■ 本文
****

学院長挨拶 小河 陽

「心のふるさと」としての学舎

学院長 小河 陽 私は関東学院に学んだことがなく、また教員歴も比較的短いものでしかありませんので、同窓会の皆様にどのようなご挨拶をすればよいのか戸惑いもいたしますが、自分自身の同窓会に関わる経験から、学院にとって同窓会が持つ意義について述べさせていただきます。人との出会いは学校卒業後にももちろんあるのですが、学校生活という人格形成揺籃期での友人達との出会いには特別なものがあります。

なぜなら、学校卒業後に出会う人々は、職場における同僚であるとか、あるいは趣味や関心を同じくする仲間というように、概ね同じような分野の同じような性質の人たちとの仲間付き合いになりがちですが、学校時代という、いまだ将来は未知の可能性でしかない者たちが集っていた時代においては、まさに多種多様で、時には異質とさえ言える人達との出会いの場となり、その意味では学校でなければ出会って関係を結ぶことのなかったような人達との仲間付き合いを体験させてくれます。それは歳と共に人間関係が狭められていくように思われる人生行路の中で、最も生き生きとした豊かな思い出として卒業生を結びつけている心のふるさとと呼んで良いものではないでしょうか。
しかも、同窓会は同期という横糸だけでなくて、先輩後輩という縦糸によっても、人と人とを結び合わせる絆となります。関東学院という共同体はそのような幾重にも重なった絆によって織り出されている、と思うのです。そして、そのようにしてつなぎ合わされた人々が織りなす共同体の中で、関東学院に学ぶ生徒は人として鍛錬され知恵と知識を得て成長していきます。その意味で、関東学院という学校で営まれる人間形成は同窓会との有形無形の繋がり無くしては成り立ちません。
「垂範」という言葉がありますが、在校生が「校訓」を虚言と受けとめるか、あるいは自らの人格形成の指針とするか、同窓会の存在と働きが決定的な影響力を持っていると私は思います。同じ学舎において抱かれる夢が、人から人へ、そして世代から世代へと受け継がれていくためには、有形無形の繋がりを作り出す同窓会の存在意義は大変大きいのです。皆様の後輩達への暖かい眼差しとご支援とを心よりお願いいたします。

****

■ 提示データ
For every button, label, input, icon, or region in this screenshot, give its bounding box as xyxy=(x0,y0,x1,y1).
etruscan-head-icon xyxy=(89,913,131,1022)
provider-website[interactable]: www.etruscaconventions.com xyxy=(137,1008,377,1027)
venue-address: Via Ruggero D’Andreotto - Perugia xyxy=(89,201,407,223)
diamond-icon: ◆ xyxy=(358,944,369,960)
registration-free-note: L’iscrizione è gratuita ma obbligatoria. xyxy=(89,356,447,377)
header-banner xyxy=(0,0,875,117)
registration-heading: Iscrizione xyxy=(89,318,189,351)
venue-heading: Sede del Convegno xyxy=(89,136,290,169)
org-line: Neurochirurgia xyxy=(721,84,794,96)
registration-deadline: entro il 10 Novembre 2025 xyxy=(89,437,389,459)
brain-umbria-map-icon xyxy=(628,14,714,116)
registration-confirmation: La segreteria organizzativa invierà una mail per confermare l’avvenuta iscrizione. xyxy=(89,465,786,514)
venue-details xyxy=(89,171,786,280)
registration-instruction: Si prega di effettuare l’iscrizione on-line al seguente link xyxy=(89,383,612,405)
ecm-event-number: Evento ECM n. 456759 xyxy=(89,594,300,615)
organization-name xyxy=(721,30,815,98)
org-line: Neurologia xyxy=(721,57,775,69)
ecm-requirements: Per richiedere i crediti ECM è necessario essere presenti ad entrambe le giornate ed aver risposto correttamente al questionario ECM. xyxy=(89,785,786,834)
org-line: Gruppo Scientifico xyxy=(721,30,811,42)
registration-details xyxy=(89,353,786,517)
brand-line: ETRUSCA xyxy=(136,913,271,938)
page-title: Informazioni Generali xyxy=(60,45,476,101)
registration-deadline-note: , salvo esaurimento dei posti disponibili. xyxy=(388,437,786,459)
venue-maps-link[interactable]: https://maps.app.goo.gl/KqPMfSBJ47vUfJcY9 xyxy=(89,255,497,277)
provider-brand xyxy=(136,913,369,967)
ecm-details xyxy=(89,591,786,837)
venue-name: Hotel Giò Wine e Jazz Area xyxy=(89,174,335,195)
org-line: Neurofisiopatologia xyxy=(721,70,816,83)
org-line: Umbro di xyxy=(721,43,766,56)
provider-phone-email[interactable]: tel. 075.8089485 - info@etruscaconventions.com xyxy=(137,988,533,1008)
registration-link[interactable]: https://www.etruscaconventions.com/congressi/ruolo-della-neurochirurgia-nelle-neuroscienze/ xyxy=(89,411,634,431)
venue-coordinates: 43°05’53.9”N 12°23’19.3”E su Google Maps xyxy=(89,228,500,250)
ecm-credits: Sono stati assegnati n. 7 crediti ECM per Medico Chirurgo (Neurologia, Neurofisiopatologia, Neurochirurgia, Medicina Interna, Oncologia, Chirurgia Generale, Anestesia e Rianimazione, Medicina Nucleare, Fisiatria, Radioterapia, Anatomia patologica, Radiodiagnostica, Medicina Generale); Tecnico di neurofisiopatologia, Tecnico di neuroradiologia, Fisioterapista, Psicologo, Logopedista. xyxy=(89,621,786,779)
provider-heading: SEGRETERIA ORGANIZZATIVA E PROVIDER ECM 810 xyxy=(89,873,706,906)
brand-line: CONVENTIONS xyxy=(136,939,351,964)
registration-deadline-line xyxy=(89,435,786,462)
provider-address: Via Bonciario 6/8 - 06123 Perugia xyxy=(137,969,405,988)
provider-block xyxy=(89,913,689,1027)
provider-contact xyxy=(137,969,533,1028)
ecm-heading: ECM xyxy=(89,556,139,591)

****

■ 作業内容
学院長挨拶の本文から「なぜなら、学校卒業後に出会う」以降、「り無くしては成り立ちません。」までを両端の語句も含めて書き写し、その際「仲間付き合い」を「交友」に置き換えること。 データはここでは使わない。

■ 解答欄
なぜなら、学校卒業後に出会う人々は、職場における同僚であるとか、あるいは趣味や関心を同じくする仲間というように、概ね同じような分野の同じような性質の人たちとの交友になりがちですが、学校時代という、いまだ将来は未知の可能性でしかない者たちが集っていた時代においては、まさに多種多様で、時には異質とさえ言える人達との出会いの場となり、その意味では学校でなければ出会って関係を結ぶことのなかったような人達との交友を体験させてくれます。それは歳と共に人間関係が狭められていくように思われる人生行路の中で、最も生き生きとした豊かな思い出として卒業生を結びつけている心のふるさとと呼んで良いものではないでしょうか。
しかも、同窓会は同期という横糸だけでなくて、先輩後輩という縦糸によっても、人と人とを結び合わせる絆となります。関東学院という共同体はそのような幾重にも重なった絆によって織り出されている、と思うのです。そして、そのようにしてつなぎ合わされた人々が織りなす共同体の中で、関東学院に学ぶ生徒は人として鍛錬され知恵と知識を得て成長していきます。その意味で、関東学院という学校で営まれる人間形成は同窓会との有形無形の繋がり無くしては成り立ちません。